### [What you have to do]
Omit every picture and write out the rest of the records exactly.
----
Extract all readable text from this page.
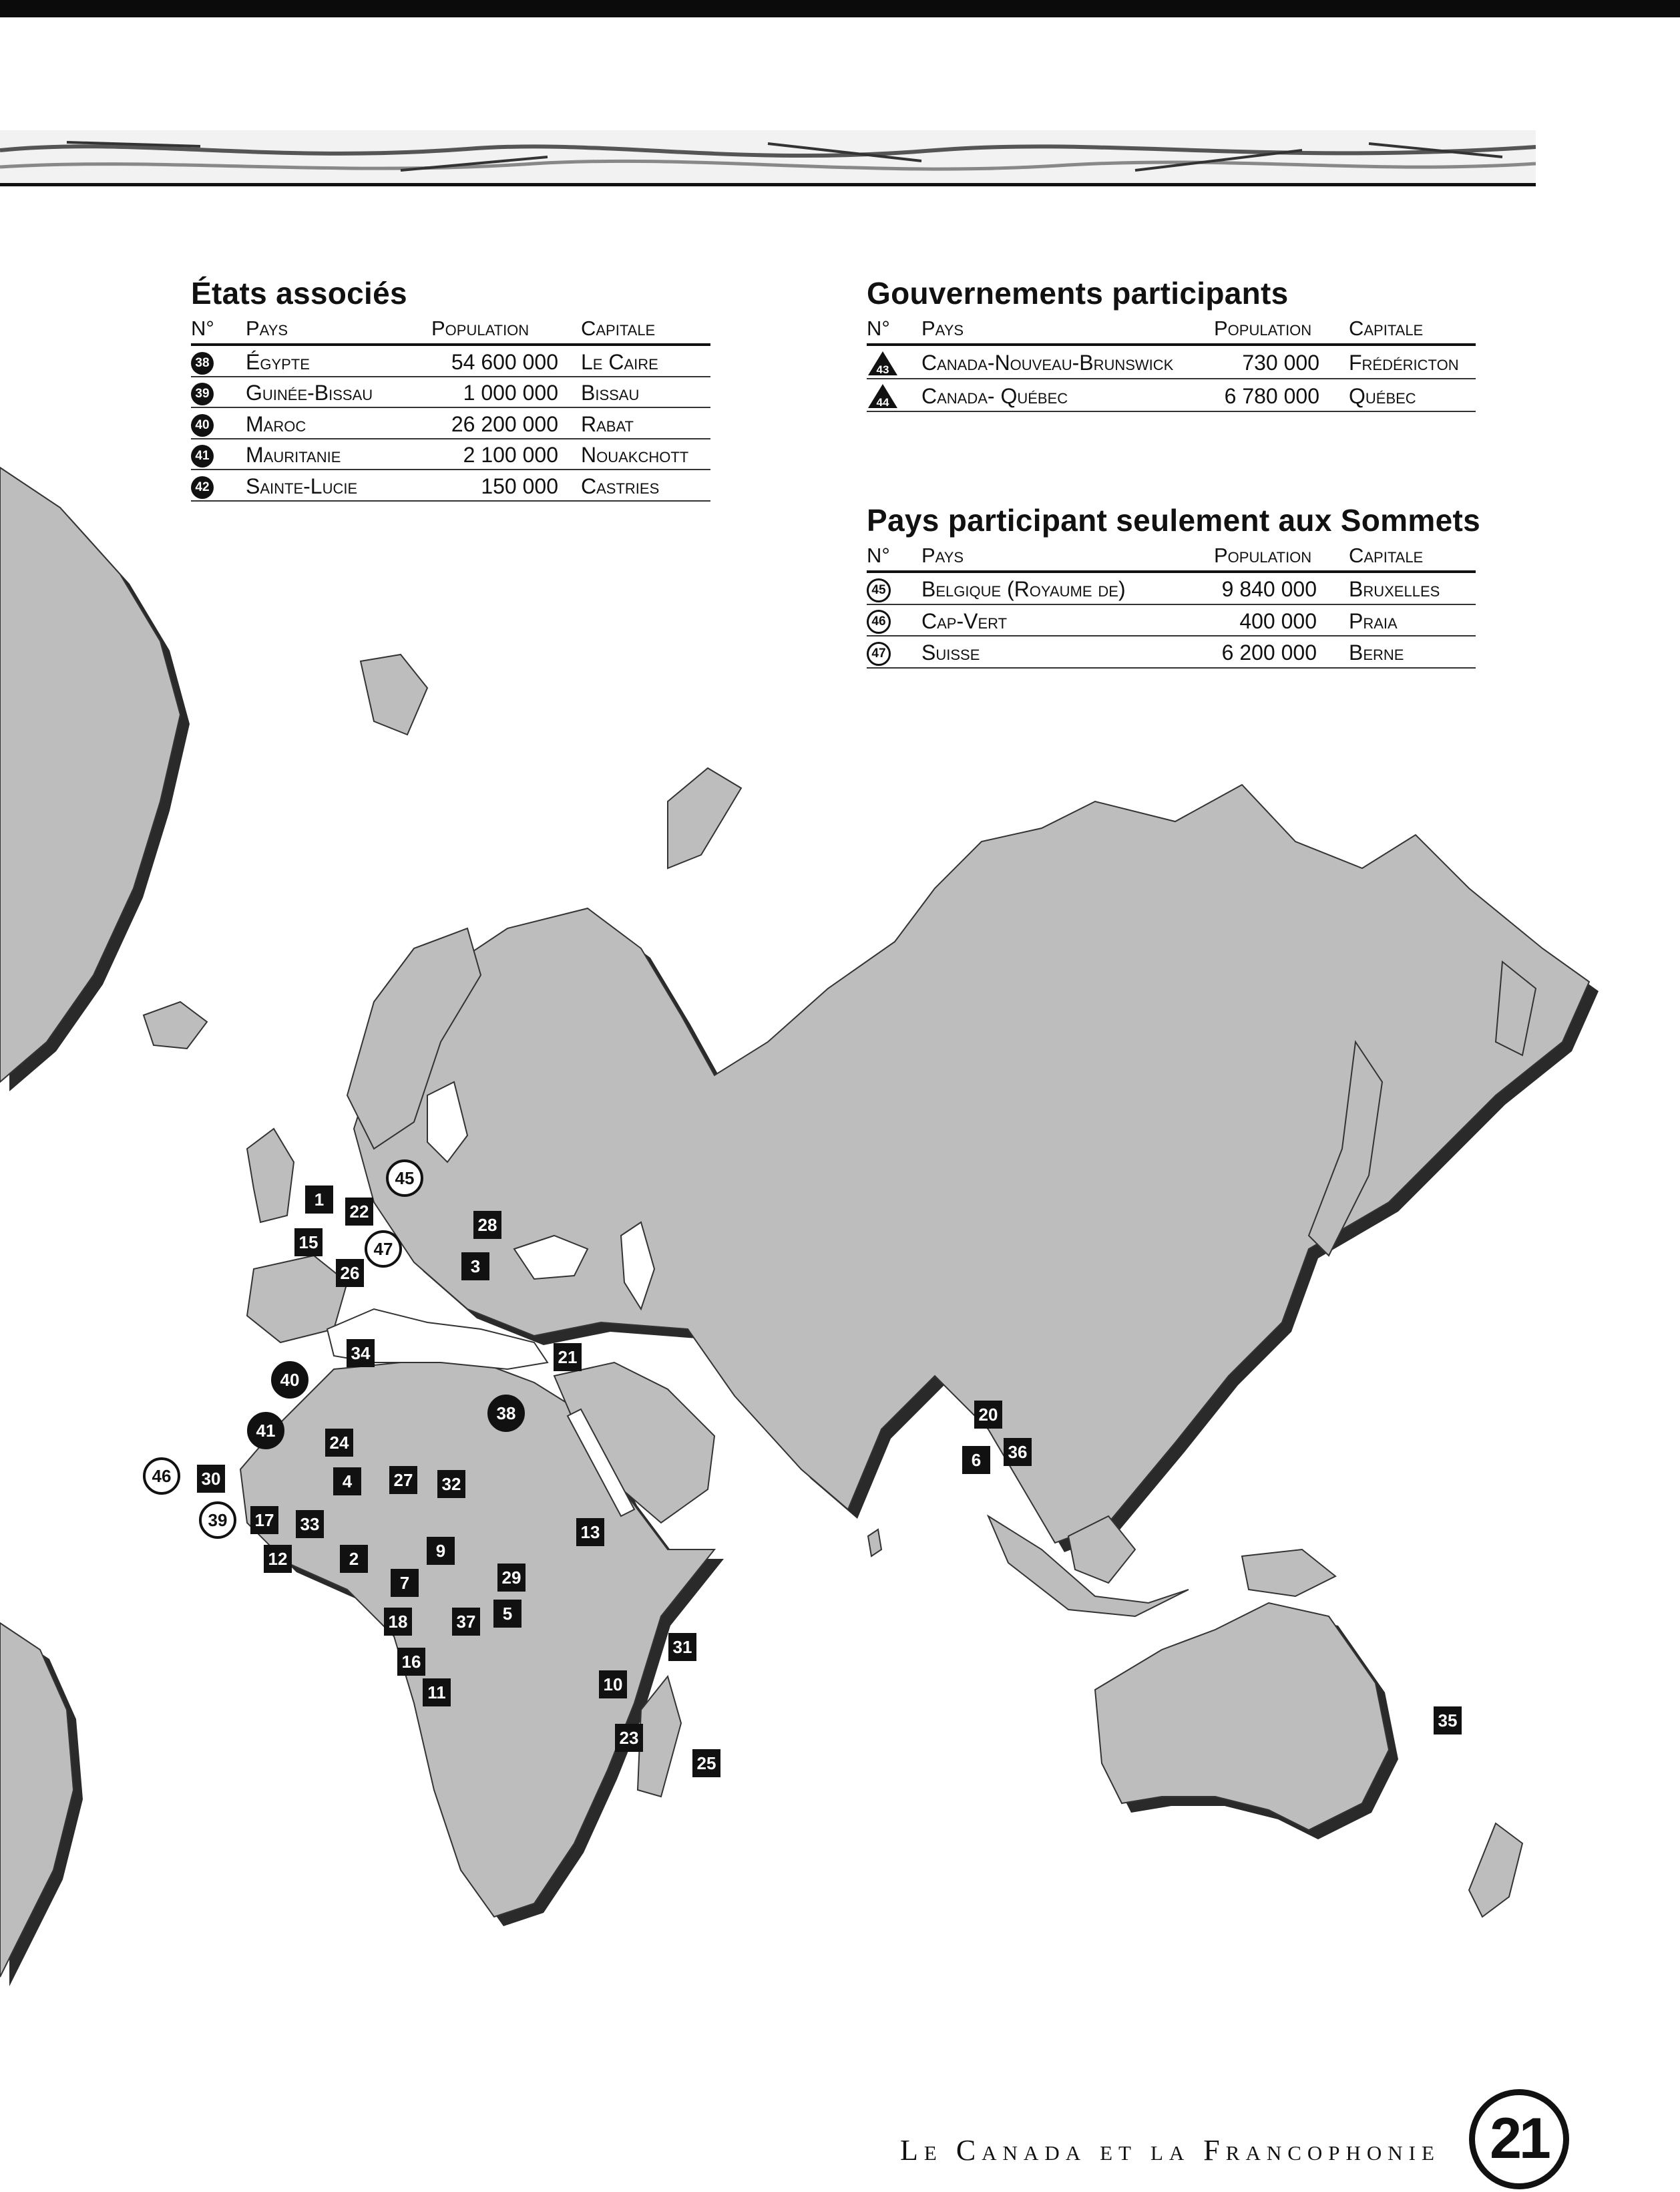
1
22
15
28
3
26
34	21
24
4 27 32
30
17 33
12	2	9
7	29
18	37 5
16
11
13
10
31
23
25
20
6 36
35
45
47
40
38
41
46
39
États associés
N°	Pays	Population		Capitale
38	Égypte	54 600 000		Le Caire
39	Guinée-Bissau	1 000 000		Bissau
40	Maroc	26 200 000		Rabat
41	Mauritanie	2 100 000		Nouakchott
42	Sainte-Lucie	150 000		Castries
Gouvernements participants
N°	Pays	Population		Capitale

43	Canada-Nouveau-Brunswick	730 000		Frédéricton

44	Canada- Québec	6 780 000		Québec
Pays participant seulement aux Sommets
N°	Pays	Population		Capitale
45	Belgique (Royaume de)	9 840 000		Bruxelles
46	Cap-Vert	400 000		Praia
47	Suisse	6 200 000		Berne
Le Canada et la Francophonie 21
----
### [Result of this task]
Extract all readable text from this page.
1
22
15
28
3
26
34	21
24
4 27 32
30
17 33
12	2	9
7	29
18	37 5
16
11
13
10
31
23
25
20
6 36
35
45
47
40
38
41
46
39
États associés
N°	Pays	Population		Capitale
38	Égypte	54 600 000		Le Caire
39	Guinée-Bissau	1 000 000		Bissau
40	Maroc	26 200 000		Rabat
41	Mauritanie	2 100 000		Nouakchott
42	Sainte-Lucie	150 000		Castries
Gouvernements participants
N°	Pays	Population		Capitale

43	Canada-Nouveau-Brunswick	730 000		Frédéricton

44	Canada- Québec	6 780 000		Québec
Pays participant seulement aux Sommets
N°	Pays	Population		Capitale
45	Belgique (Royaume de)	9 840 000		Bruxelles
46	Cap-Vert	400 000		Praia
47	Suisse	6 200 000		Berne
Le Canada et la Francophonie 21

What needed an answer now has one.